- Exercise requirements: Scan the lines below; pull out those with "baseline".

- Task inputs:
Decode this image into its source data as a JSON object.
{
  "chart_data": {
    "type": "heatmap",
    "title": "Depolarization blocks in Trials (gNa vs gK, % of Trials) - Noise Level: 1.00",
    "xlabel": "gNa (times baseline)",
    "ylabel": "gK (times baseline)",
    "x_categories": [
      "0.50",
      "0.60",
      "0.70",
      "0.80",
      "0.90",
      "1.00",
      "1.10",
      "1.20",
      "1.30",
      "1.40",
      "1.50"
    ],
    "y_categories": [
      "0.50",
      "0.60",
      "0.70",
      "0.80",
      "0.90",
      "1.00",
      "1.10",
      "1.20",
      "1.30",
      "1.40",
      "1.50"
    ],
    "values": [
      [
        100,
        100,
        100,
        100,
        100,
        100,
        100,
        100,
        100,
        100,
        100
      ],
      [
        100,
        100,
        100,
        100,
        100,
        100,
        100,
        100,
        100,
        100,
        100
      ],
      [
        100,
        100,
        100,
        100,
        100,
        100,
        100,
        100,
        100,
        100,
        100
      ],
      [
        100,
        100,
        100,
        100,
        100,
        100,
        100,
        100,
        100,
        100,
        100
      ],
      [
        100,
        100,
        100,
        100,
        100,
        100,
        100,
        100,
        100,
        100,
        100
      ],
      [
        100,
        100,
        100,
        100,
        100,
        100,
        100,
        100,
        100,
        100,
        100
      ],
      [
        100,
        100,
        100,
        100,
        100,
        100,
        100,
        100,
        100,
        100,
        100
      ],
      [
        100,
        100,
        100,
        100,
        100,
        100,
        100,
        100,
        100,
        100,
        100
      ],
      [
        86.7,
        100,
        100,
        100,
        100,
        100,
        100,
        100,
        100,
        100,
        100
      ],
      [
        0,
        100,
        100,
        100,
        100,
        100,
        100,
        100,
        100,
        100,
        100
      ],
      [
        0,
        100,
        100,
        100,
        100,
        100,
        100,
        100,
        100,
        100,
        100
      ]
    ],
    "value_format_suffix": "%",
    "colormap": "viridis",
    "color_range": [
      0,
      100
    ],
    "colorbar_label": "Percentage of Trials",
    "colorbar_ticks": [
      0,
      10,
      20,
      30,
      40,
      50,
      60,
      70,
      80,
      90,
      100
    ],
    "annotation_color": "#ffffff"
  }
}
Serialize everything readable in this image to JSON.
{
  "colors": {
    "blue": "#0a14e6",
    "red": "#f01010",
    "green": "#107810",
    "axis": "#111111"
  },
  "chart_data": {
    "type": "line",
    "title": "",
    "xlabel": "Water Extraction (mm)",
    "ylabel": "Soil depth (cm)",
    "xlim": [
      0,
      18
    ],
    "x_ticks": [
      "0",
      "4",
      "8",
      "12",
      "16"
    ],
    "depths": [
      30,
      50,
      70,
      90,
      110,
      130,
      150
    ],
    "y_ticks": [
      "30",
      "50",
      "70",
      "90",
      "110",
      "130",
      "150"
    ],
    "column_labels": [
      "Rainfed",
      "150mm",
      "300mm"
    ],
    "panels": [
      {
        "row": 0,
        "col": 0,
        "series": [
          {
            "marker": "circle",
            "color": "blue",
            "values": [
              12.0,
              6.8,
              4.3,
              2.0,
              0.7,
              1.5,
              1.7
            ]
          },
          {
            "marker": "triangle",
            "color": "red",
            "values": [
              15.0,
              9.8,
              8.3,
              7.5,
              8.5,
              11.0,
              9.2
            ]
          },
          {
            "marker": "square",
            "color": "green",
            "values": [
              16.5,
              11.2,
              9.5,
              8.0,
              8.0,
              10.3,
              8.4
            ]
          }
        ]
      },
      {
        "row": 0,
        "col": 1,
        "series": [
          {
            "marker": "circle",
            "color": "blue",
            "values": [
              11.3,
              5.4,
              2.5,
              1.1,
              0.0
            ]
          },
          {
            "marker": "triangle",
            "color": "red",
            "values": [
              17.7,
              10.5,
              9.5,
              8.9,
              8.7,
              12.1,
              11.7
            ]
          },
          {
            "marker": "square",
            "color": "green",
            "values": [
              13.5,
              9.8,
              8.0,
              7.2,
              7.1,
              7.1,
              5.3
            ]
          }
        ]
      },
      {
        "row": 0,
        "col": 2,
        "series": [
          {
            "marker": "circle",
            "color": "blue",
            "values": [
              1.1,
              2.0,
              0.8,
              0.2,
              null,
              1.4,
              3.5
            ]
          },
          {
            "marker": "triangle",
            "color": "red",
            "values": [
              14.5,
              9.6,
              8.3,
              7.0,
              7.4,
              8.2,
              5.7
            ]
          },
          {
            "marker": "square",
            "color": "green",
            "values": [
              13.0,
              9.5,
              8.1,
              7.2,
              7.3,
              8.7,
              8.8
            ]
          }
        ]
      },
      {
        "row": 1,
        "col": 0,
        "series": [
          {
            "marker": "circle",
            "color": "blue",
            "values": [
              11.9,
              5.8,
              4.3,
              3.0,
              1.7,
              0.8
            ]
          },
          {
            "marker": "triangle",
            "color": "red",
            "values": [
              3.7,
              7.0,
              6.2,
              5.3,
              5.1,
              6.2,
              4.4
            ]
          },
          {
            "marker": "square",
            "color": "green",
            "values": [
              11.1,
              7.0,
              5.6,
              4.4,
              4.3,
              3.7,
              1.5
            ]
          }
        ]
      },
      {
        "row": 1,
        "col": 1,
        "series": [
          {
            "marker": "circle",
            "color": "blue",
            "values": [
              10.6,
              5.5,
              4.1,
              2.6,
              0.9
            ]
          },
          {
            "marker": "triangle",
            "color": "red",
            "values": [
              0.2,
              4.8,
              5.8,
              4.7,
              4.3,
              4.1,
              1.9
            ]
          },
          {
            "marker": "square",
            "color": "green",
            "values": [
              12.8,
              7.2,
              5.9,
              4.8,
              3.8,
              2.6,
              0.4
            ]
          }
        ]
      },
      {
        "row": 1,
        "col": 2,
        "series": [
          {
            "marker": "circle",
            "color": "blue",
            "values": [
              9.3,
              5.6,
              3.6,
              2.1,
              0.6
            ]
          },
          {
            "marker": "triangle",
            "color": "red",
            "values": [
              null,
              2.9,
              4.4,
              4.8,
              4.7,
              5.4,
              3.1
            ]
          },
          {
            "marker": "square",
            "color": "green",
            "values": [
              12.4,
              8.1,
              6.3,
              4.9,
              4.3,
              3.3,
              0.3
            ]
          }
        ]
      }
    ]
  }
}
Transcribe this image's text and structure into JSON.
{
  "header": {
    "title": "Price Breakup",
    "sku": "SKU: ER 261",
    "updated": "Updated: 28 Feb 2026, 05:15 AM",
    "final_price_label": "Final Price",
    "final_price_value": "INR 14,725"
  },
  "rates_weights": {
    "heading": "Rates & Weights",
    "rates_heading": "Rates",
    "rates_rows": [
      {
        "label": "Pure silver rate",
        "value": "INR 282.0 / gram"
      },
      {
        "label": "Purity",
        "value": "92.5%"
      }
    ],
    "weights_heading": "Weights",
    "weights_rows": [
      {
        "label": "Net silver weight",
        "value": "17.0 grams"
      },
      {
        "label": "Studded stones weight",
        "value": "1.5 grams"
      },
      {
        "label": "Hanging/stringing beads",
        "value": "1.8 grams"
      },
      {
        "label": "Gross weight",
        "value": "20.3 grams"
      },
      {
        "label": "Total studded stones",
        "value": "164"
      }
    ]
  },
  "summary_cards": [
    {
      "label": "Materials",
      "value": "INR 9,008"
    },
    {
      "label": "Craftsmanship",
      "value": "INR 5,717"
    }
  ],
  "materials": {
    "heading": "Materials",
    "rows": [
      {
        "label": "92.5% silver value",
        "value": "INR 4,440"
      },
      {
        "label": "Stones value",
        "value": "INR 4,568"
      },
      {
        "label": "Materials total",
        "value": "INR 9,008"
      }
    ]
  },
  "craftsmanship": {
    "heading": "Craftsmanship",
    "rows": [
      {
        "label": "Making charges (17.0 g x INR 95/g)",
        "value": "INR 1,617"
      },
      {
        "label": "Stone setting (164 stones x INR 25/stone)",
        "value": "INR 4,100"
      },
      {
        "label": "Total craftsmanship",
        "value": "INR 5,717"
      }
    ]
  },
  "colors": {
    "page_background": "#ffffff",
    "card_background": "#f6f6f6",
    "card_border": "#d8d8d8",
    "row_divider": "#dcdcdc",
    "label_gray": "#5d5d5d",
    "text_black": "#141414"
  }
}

- Correct output:
    "xlabel": "gNa (times baseline)",
    "ylabel": "gK (times baseline)",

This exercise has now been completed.